=== Listed records ===
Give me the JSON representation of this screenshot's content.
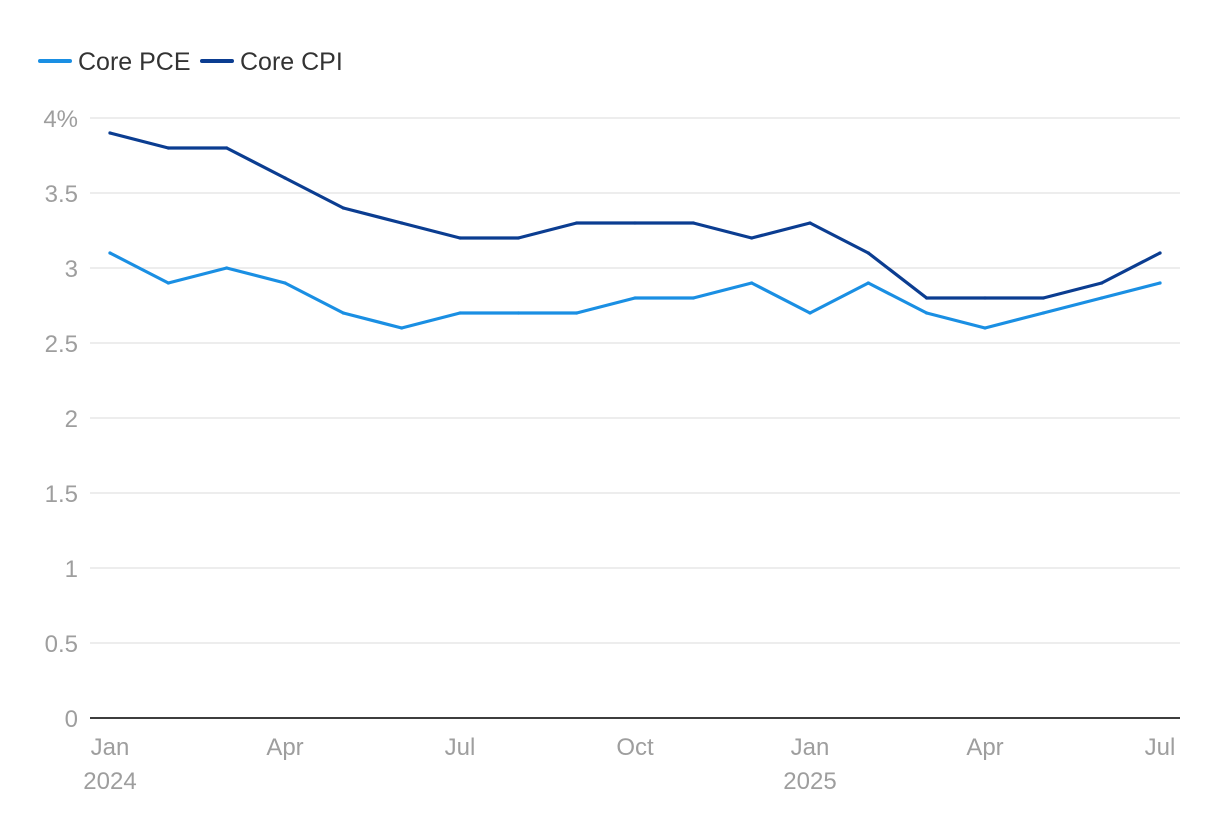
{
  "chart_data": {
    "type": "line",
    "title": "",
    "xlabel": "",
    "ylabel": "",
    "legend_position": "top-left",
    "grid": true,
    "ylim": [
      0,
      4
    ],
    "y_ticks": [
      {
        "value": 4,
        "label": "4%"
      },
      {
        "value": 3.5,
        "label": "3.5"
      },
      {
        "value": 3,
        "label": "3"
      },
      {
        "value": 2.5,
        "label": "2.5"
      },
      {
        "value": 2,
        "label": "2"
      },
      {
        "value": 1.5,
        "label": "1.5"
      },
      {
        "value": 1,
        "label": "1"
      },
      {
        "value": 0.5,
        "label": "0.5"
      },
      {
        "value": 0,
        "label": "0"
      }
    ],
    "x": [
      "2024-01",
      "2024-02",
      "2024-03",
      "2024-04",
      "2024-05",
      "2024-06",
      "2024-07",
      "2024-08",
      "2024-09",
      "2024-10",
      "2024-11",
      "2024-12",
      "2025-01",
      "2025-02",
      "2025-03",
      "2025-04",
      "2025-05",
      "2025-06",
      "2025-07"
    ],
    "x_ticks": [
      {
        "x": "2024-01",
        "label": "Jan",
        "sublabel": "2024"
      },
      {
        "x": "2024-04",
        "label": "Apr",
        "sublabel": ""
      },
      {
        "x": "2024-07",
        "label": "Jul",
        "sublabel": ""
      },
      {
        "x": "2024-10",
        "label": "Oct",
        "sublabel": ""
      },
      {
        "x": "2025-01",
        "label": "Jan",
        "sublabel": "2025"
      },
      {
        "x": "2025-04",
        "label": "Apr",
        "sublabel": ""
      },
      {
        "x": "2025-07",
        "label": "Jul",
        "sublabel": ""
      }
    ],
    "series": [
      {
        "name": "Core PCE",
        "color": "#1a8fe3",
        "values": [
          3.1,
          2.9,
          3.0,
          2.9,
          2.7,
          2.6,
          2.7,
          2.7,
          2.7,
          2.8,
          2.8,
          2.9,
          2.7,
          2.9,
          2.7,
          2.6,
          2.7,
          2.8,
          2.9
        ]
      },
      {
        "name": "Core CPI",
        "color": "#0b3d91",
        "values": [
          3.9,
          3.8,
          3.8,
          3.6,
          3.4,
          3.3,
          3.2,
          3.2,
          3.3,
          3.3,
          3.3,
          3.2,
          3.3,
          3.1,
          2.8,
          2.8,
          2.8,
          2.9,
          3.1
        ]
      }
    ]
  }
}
===
=== Listed records ===
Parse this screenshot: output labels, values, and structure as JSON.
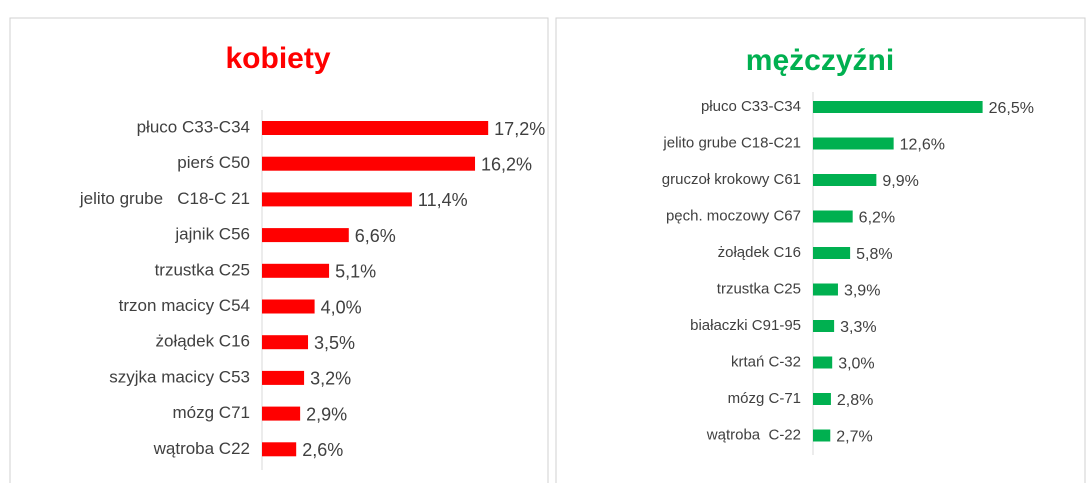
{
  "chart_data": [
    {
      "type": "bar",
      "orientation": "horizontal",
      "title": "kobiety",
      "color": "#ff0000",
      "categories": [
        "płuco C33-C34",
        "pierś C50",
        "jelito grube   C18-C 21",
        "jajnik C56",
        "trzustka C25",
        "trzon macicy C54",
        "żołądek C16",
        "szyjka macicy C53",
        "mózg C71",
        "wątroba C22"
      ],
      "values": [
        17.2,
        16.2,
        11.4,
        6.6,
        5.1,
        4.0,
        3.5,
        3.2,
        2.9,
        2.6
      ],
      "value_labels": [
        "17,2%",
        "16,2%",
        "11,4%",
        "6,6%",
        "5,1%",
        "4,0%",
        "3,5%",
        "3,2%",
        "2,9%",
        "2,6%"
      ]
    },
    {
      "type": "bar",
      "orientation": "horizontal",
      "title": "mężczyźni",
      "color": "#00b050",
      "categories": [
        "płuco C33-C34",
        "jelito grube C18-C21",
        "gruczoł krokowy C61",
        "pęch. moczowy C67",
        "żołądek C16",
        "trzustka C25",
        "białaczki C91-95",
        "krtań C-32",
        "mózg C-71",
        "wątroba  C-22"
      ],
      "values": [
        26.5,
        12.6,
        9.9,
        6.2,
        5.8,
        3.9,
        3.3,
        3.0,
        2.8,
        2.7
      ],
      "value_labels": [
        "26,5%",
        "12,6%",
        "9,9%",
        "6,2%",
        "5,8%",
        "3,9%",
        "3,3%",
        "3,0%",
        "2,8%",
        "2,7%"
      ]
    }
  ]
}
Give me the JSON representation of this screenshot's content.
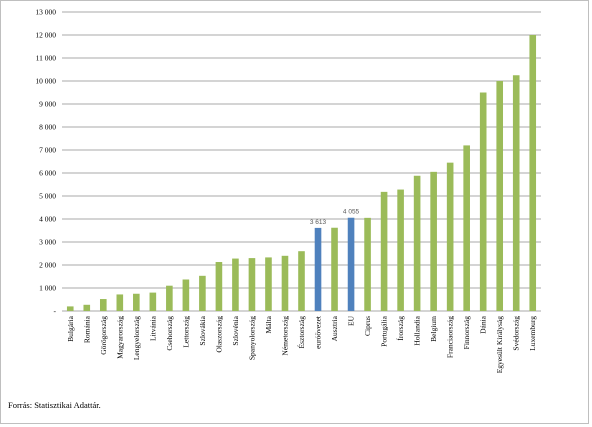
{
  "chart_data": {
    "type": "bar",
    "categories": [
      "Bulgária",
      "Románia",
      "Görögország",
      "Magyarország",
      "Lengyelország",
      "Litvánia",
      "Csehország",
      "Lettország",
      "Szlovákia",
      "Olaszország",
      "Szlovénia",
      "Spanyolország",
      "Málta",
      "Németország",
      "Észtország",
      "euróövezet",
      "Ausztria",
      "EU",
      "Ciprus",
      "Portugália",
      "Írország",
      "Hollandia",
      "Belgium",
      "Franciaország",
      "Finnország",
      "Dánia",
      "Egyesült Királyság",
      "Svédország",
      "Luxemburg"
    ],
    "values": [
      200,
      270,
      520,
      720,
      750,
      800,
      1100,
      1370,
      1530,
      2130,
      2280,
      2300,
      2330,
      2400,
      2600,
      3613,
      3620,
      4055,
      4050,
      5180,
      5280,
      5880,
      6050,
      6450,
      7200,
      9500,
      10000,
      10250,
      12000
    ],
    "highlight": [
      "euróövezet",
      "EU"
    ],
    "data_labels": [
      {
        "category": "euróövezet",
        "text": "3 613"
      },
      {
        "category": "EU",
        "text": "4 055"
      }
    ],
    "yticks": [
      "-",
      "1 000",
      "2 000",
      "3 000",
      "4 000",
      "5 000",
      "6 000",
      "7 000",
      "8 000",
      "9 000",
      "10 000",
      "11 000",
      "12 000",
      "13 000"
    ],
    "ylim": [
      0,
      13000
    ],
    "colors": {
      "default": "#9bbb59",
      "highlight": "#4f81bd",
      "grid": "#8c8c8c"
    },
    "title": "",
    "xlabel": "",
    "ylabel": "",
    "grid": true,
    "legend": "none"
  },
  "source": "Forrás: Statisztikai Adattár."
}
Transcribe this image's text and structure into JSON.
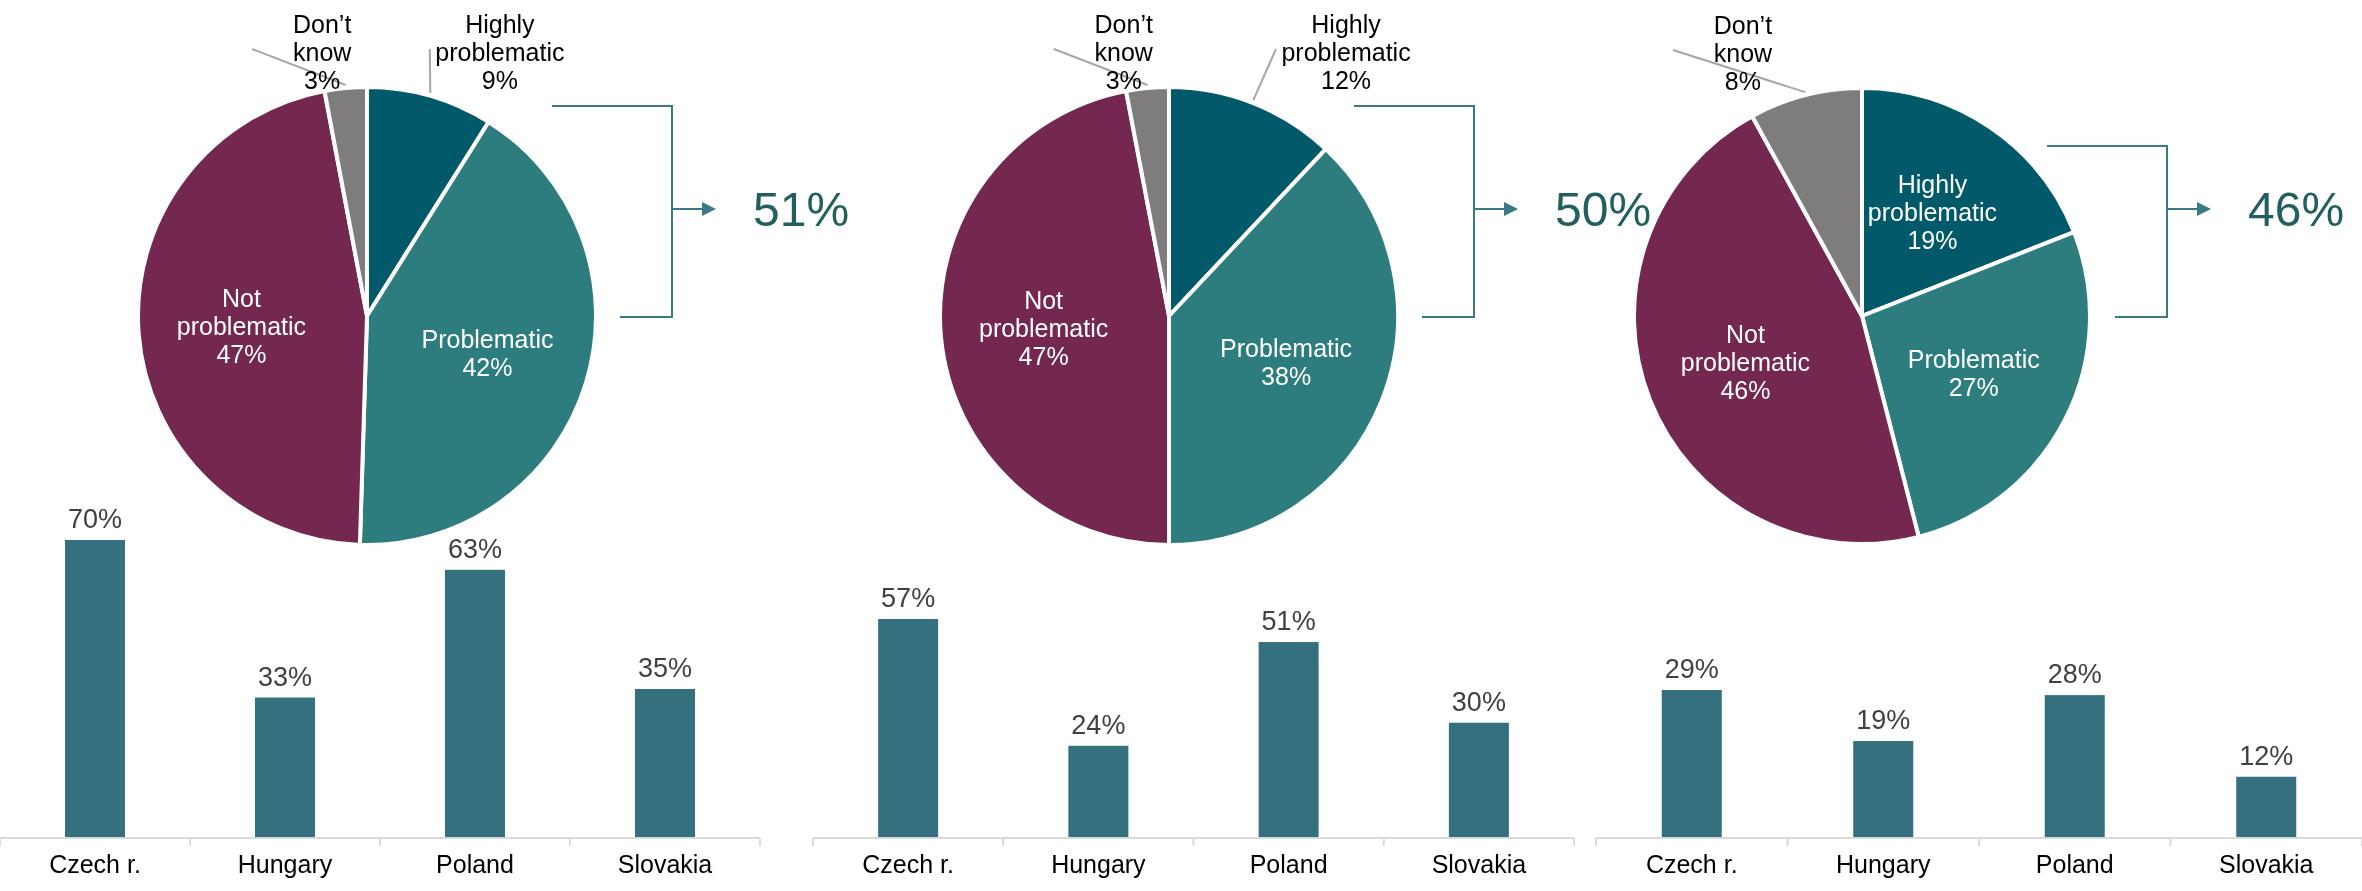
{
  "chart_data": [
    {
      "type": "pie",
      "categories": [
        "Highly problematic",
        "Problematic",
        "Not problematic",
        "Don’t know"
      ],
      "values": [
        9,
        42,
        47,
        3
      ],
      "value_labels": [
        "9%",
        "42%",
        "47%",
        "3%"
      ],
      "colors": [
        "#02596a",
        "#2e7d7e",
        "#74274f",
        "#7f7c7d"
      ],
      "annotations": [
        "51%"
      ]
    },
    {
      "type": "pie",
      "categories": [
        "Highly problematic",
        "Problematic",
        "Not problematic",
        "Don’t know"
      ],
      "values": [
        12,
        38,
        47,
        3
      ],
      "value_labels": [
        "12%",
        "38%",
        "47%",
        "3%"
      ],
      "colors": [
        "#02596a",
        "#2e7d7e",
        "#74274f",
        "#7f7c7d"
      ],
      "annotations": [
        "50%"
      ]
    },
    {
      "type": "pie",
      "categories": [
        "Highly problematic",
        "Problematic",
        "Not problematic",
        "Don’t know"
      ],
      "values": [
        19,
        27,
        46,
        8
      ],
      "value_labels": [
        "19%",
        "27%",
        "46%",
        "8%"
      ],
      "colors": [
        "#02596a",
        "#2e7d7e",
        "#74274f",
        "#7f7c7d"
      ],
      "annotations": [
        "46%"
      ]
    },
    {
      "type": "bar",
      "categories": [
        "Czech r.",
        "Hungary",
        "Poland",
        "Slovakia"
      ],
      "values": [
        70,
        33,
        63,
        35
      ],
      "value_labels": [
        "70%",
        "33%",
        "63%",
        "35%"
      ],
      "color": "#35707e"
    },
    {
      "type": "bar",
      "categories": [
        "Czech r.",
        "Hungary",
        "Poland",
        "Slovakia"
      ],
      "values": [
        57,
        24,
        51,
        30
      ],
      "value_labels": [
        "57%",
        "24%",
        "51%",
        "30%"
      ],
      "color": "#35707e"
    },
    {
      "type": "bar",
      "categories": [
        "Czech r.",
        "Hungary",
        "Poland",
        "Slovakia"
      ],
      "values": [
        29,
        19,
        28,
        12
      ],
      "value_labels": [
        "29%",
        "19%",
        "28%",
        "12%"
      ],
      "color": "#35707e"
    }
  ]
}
===
* [The task]: Above are some records. Report the number of their lines that include "title", and add nothing else.

* [Completed exercise]: 4